:: EXERCISE MATERIAL
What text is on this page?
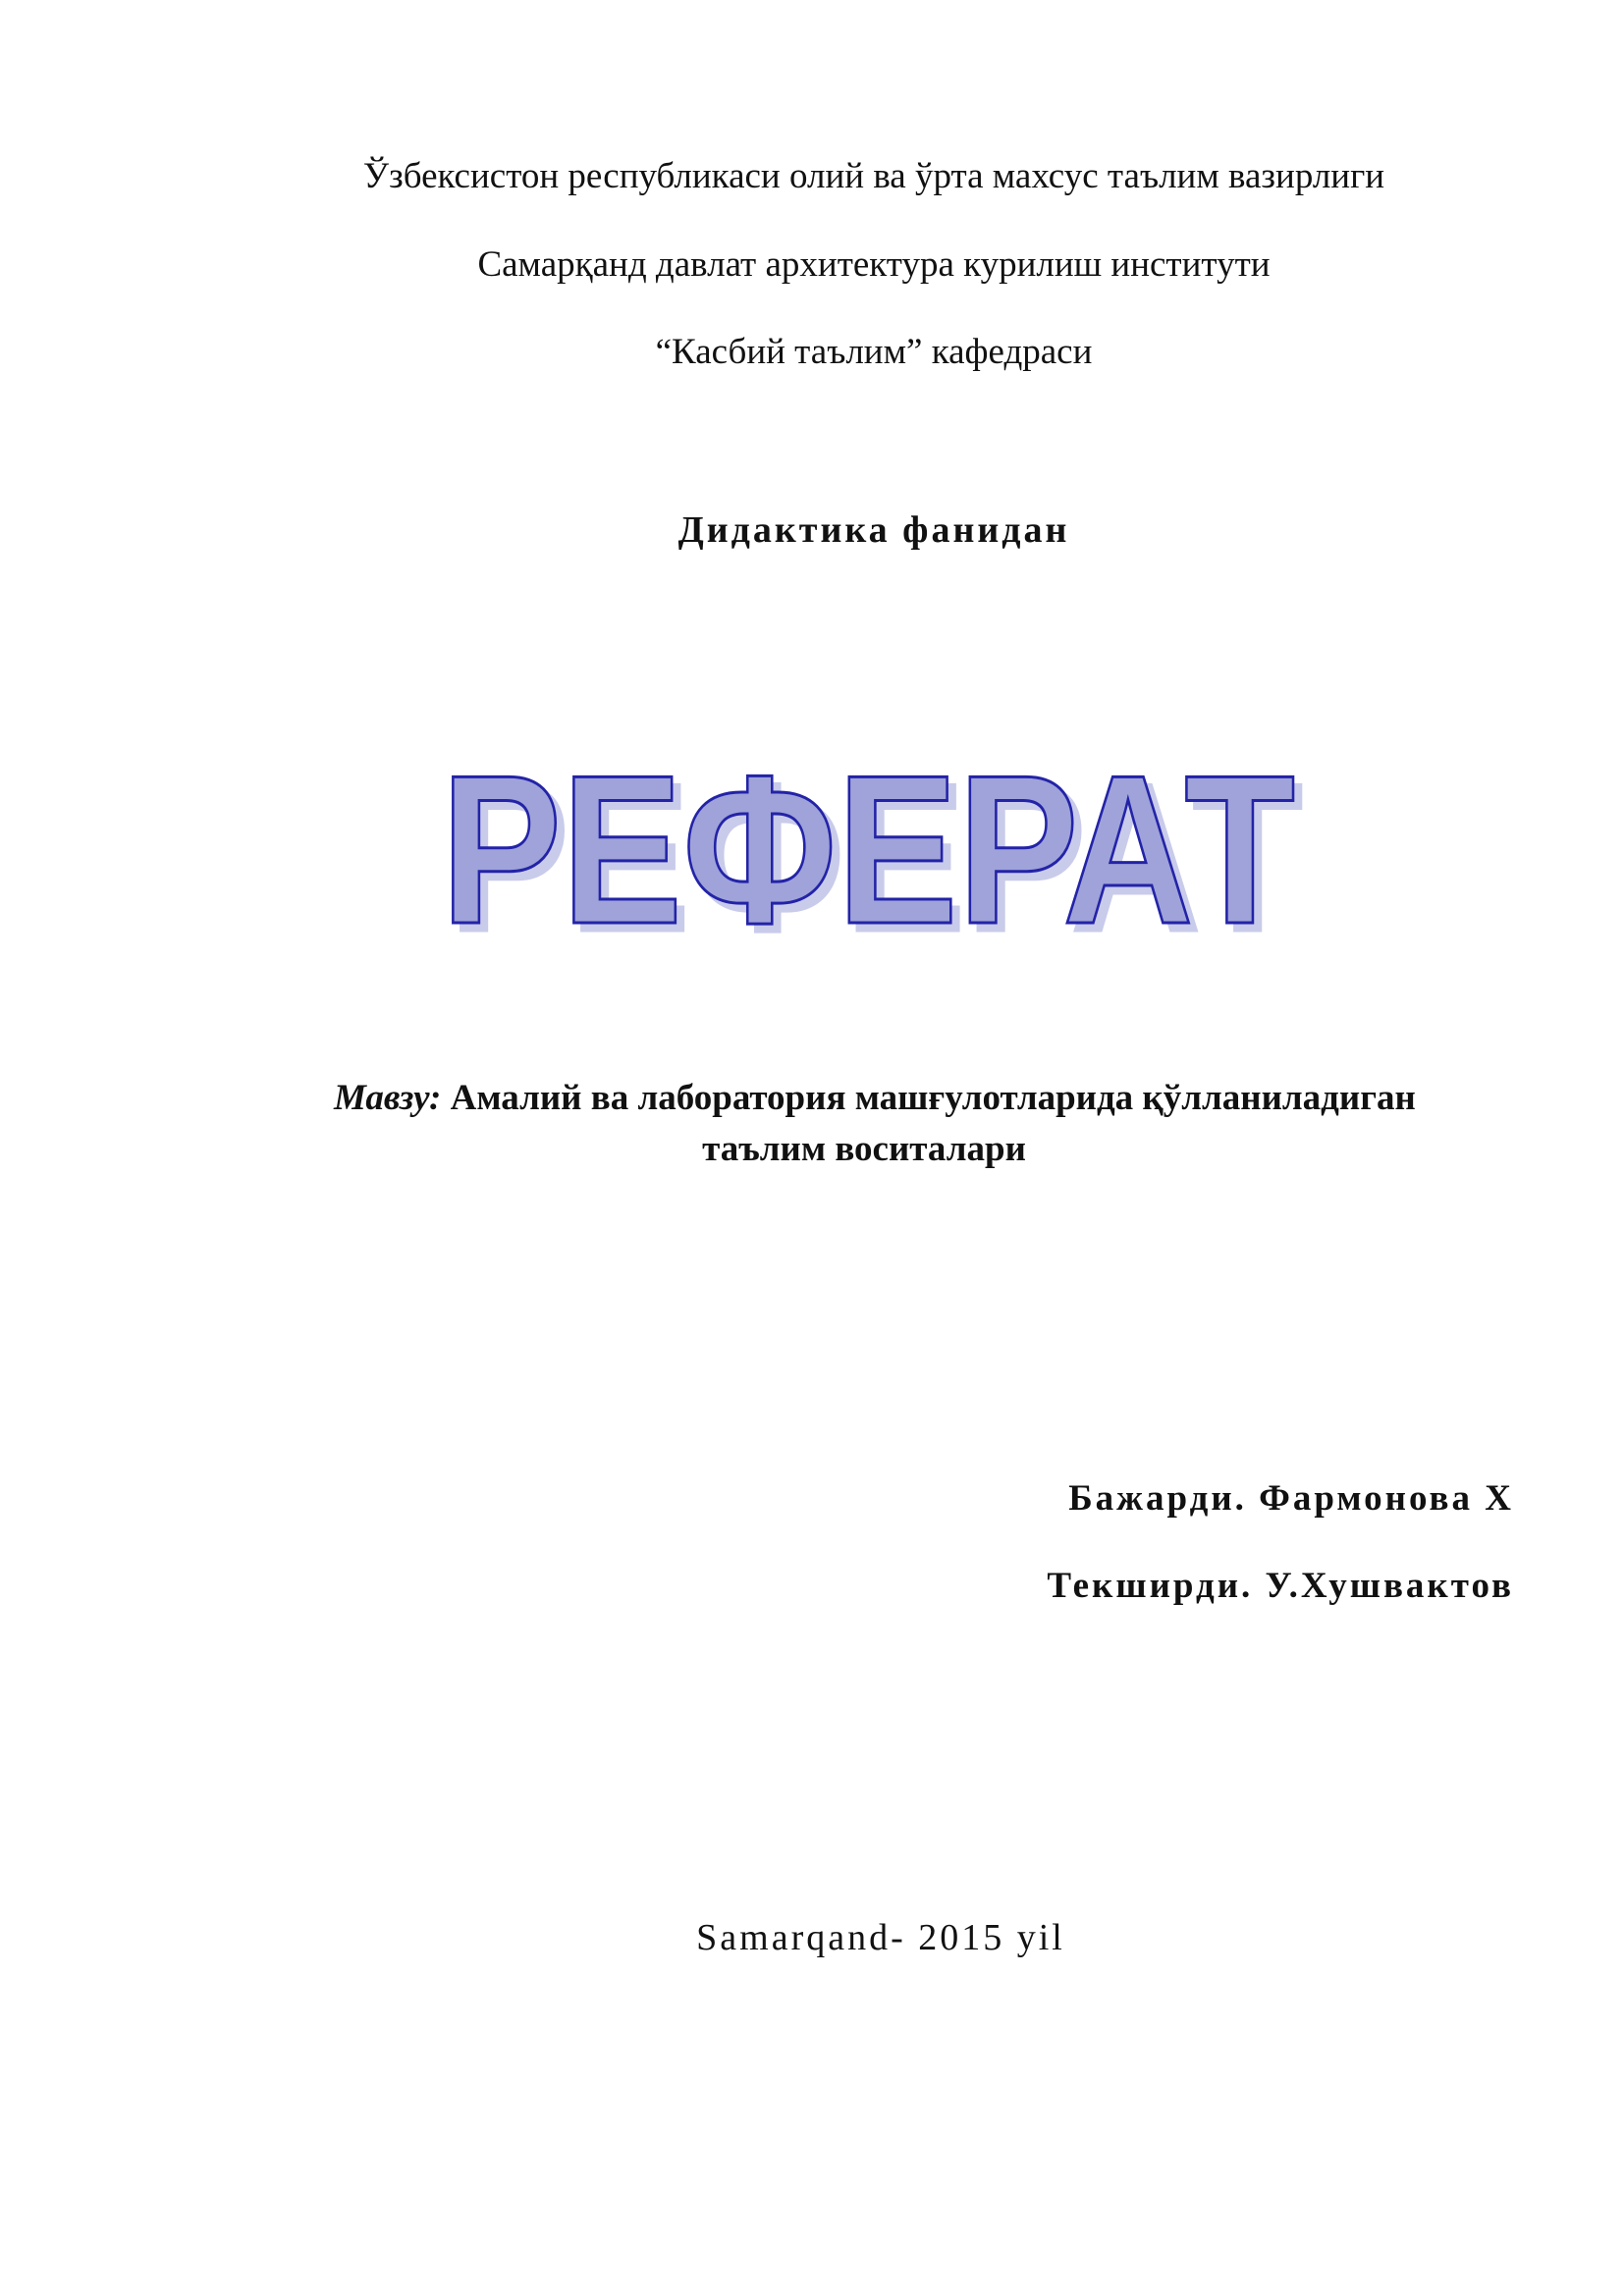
Ўзбексистон республикаси олий ва ўрта махсус таълим вазирлиги
Самарқанд давлат архитектура курилиш институти
“Касбий таълим” кафедраси
Дидактика фанидан
РЕФЕРАТ
РЕФЕРАТ
Мавзу: Амалий ва лаборатория машғулотларида қўлланиладиган
таълим воситалари
Бажарди. Фармонова Х
Текширди. У.Хушвактов
Samarqand- 2015 yil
::::
WHAT TO DO: Reproduce each entry verbatim, excluding any embedded images.

REPLY TO THE EXERCISE:
What text is on this page?
Ўзбексистон республикаси олий ва ўрта махсус таълим вазирлиги
Самарқанд давлат архитектура курилиш институти
“Касбий таълим” кафедраси
Дидактика фанидан
РЕФЕРАТ
РЕФЕРАТ
Мавзу: Амалий ва лаборатория машғулотларида қўлланиладиган
таълим воситалари
Бажарди. Фармонова Х
Текширди. У.Хушвактов
Samarqand- 2015 yil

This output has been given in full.